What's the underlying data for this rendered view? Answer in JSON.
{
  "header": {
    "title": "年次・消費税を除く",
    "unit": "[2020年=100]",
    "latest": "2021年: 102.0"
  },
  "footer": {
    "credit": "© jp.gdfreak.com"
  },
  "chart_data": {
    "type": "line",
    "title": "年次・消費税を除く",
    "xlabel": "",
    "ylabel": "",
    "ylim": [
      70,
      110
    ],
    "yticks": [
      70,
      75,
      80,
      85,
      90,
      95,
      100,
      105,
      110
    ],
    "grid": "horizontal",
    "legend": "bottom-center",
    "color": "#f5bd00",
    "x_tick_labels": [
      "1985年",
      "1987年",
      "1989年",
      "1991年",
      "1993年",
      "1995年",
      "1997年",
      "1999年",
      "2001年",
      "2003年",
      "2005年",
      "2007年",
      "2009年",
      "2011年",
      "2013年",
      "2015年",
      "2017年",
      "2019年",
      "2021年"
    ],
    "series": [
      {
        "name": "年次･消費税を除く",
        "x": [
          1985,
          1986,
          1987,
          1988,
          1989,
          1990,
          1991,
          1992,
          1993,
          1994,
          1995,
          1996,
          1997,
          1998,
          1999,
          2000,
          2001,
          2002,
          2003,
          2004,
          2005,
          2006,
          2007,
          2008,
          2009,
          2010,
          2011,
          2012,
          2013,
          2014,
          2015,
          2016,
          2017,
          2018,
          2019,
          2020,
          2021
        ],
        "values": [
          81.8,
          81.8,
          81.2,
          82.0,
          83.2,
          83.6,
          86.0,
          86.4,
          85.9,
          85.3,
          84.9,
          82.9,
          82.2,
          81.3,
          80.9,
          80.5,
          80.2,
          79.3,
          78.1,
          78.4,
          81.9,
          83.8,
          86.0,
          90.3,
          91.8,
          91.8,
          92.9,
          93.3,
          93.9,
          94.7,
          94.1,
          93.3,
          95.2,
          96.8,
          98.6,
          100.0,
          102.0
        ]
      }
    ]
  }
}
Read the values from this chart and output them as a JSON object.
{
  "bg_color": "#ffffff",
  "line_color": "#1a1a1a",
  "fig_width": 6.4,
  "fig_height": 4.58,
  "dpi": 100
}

-*-*-

» **Short problem**: Note every line above where the string "JSON" shows up, and copy those lines.

» **Full response**:
What's the underlying data for this rendered view? Answer in JSON.
Read the values from this chart and output them as a JSON object.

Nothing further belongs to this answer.